- What you are asked to do -
Print every line of the listing exactly, please.

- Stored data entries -
● ● ● ●
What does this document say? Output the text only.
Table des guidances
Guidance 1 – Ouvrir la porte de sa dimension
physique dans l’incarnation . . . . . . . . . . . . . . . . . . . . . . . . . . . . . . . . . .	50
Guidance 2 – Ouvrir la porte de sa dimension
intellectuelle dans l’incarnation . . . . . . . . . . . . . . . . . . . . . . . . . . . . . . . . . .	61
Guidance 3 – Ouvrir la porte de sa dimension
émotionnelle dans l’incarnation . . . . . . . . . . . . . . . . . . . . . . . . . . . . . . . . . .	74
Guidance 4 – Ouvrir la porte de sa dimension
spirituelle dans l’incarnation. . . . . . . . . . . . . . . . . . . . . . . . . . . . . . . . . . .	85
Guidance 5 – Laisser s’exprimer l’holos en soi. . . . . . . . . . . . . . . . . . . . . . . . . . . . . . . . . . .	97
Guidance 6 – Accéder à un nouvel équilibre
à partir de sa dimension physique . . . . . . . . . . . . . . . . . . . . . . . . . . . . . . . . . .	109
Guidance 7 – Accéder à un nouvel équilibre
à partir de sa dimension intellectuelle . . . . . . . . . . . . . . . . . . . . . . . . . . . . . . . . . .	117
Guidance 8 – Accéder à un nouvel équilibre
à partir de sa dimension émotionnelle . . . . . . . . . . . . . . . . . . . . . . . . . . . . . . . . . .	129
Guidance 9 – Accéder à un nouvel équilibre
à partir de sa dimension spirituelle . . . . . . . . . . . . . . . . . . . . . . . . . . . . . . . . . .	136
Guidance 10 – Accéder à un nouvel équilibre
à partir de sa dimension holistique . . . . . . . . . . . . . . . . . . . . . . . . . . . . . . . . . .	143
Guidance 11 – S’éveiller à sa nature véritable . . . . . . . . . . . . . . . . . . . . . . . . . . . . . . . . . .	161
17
● ● ● ●
- The result -
What does this document say? Output the text only.
Table des guidances
Guidance 1 – Ouvrir la porte de sa dimension
physique dans l’incarnation . . . . . . . . . . . . . . . . . . . . . . . . . . . . . . . . . .	50
Guidance 2 – Ouvrir la porte de sa dimension
intellectuelle dans l’incarnation . . . . . . . . . . . . . . . . . . . . . . . . . . . . . . . . . .	61
Guidance 3 – Ouvrir la porte de sa dimension
émotionnelle dans l’incarnation . . . . . . . . . . . . . . . . . . . . . . . . . . . . . . . . . .	74
Guidance 4 – Ouvrir la porte de sa dimension
spirituelle dans l’incarnation. . . . . . . . . . . . . . . . . . . . . . . . . . . . . . . . . . .	85
Guidance 5 – Laisser s’exprimer l’holos en soi. . . . . . . . . . . . . . . . . . . . . . . . . . . . . . . . . . .	97
Guidance 6 – Accéder à un nouvel équilibre
à partir de sa dimension physique . . . . . . . . . . . . . . . . . . . . . . . . . . . . . . . . . .	109
Guidance 7 – Accéder à un nouvel équilibre
à partir de sa dimension intellectuelle . . . . . . . . . . . . . . . . . . . . . . . . . . . . . . . . . .	117
Guidance 8 – Accéder à un nouvel équilibre
à partir de sa dimension émotionnelle . . . . . . . . . . . . . . . . . . . . . . . . . . . . . . . . . .	129
Guidance 9 – Accéder à un nouvel équilibre
à partir de sa dimension spirituelle . . . . . . . . . . . . . . . . . . . . . . . . . . . . . . . . . .	136
Guidance 10 – Accéder à un nouvel équilibre
à partir de sa dimension holistique . . . . . . . . . . . . . . . . . . . . . . . . . . . . . . . . . .	143
Guidance 11 – S’éveiller à sa nature véritable . . . . . . . . . . . . . . . . . . . . . . . . . . . . . . . . . .	161
17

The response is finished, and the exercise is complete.